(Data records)
>>

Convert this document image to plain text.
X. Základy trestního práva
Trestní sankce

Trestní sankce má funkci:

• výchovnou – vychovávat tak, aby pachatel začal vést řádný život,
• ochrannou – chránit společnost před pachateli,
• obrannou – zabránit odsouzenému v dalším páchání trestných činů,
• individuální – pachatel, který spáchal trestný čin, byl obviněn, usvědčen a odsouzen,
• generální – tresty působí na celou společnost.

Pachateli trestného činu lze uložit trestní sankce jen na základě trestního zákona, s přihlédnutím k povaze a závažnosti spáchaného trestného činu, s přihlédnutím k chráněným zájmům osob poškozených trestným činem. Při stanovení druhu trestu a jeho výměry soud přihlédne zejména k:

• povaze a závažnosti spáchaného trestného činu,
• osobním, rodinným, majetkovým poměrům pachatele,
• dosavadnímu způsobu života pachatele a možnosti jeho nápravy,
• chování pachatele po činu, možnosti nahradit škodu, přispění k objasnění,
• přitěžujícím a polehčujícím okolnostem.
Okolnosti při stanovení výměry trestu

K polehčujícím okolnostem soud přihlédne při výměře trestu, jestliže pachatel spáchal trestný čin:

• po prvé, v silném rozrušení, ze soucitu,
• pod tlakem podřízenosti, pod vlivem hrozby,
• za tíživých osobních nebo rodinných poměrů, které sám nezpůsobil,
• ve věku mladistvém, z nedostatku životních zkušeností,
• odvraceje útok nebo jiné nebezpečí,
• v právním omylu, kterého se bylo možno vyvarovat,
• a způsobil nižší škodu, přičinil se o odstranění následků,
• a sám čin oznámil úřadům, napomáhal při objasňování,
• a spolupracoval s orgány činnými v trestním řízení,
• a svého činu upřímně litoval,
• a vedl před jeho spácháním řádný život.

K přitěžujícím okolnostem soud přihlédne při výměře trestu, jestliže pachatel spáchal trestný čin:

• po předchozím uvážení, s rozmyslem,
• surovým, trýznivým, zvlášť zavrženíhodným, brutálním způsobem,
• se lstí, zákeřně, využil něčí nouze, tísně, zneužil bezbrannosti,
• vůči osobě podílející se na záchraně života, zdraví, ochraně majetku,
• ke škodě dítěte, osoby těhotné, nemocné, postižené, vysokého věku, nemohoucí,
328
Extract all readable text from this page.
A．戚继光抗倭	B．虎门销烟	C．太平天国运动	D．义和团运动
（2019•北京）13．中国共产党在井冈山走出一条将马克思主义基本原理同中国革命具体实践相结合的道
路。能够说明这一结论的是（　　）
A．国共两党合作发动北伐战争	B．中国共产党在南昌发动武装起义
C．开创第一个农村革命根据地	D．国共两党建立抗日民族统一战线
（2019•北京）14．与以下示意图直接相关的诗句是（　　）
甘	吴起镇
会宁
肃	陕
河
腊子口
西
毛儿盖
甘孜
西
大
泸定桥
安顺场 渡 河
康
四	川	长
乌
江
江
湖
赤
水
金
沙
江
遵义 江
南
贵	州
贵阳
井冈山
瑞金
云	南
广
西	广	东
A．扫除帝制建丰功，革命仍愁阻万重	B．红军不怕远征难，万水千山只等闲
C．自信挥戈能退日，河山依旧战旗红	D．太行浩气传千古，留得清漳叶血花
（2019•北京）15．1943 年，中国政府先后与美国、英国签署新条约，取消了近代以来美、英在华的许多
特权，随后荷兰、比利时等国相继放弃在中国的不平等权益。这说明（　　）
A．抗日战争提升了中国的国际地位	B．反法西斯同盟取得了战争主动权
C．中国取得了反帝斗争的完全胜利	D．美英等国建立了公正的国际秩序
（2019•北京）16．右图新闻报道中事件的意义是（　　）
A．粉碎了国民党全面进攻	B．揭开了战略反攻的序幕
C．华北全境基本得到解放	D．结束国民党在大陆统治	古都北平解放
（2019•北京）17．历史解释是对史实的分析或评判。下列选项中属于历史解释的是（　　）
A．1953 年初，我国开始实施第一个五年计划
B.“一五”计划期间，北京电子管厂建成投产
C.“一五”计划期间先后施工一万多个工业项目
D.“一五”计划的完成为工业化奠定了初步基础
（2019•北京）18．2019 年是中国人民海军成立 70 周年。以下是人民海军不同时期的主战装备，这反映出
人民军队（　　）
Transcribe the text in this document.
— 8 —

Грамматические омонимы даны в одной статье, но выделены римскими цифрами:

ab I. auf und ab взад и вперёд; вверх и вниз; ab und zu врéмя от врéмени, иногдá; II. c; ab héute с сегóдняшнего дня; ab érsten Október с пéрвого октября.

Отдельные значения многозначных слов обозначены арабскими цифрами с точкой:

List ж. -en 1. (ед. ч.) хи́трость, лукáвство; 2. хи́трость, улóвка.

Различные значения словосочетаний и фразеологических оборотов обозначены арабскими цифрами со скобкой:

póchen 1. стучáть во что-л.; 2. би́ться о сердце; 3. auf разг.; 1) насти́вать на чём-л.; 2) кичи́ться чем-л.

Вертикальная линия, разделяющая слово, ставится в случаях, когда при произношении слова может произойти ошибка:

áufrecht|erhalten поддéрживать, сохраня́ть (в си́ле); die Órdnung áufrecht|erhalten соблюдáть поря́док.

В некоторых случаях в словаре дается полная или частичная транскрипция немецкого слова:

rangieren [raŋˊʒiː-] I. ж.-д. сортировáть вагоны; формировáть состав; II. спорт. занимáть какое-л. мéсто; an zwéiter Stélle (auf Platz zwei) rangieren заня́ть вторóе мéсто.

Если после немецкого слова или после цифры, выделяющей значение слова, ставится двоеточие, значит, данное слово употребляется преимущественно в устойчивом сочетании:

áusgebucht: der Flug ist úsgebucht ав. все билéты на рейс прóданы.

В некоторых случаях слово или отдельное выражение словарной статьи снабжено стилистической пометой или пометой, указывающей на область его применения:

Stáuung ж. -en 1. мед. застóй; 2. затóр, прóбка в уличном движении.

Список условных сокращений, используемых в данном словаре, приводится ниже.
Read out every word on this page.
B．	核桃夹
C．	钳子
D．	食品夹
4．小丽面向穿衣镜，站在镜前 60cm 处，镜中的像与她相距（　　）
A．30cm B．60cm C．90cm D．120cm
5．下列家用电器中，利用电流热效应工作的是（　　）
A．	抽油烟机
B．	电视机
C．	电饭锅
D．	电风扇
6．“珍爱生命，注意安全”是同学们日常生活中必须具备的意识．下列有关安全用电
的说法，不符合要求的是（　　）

<<

▶ What needs to be done:
Which lines hold the word "ставится"? Copy every one of them.

▶ Result:
Вертикальная линия, разделяющая слово, ставится в случаях, когда при произношении слова может произойти ошибка:
Если после немецкого слова или после цифры, выделяющей значение слова, ставится двоеточие, значит, данное слово употребляется преимущественно в устойчивом сочетании:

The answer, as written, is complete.